§ **Schriftliche Aufgabe**
Schreiben Sie die Einträge unverändert ab, beginnend am Anfang und endend mit der Zeile, die „Point [344, 359, 367, 374]“ enthält, einschließlich dieser Zeile.

(Anmerkungen zu Seitenelementen)
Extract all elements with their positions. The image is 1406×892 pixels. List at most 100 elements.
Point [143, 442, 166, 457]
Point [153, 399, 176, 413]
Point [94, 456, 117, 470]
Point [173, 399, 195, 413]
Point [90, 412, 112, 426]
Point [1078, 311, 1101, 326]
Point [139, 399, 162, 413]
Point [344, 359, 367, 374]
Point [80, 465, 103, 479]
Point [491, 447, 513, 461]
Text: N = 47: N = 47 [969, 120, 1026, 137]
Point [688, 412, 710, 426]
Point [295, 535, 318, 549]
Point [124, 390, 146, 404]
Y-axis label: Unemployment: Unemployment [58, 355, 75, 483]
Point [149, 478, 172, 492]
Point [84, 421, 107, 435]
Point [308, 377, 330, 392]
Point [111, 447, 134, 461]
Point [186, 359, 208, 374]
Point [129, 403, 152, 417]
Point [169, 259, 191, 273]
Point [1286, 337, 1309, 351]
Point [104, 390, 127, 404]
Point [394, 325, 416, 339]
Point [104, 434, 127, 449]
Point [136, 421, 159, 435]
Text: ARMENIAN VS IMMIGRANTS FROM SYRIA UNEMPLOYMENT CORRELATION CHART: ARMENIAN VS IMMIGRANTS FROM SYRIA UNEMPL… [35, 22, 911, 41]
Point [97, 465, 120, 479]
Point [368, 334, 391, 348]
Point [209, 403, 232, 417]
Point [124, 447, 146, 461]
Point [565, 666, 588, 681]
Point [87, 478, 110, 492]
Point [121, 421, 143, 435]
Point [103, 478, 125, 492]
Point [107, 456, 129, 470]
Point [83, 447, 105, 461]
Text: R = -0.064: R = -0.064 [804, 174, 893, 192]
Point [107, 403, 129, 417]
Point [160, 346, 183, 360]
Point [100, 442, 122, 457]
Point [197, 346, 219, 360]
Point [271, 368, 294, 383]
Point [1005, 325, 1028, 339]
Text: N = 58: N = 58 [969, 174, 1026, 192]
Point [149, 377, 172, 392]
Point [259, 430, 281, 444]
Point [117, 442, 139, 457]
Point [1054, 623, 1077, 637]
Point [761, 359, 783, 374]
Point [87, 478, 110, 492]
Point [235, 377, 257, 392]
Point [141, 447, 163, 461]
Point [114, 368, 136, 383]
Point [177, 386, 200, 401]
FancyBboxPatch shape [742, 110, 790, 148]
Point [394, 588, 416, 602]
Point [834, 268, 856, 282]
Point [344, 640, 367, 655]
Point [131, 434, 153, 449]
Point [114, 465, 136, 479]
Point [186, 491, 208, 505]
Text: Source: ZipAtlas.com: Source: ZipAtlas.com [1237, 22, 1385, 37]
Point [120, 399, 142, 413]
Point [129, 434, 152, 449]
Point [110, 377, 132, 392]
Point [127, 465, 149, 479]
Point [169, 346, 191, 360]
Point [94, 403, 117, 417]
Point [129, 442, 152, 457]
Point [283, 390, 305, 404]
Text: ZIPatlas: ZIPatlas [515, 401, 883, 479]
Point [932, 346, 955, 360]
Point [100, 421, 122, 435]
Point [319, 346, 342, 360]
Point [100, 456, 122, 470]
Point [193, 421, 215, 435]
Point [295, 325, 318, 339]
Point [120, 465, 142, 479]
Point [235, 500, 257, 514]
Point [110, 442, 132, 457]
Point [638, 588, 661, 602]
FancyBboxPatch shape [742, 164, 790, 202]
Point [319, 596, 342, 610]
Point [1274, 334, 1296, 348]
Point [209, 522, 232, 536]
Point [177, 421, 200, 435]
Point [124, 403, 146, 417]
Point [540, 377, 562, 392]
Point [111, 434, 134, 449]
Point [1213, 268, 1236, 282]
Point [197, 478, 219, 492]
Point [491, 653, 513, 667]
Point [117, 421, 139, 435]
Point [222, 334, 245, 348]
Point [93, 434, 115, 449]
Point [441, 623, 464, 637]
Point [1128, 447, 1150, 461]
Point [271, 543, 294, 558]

§ **Bearbeitete Übung**
Extract all elements with their positions. The image is 1406×892 pixels. List at most 100 elements.
Point [143, 442, 166, 457]
Point [153, 399, 176, 413]
Point [94, 456, 117, 470]
Point [173, 399, 195, 413]
Point [90, 412, 112, 426]
Point [1078, 311, 1101, 326]
Point [139, 399, 162, 413]
Point [344, 359, 367, 374]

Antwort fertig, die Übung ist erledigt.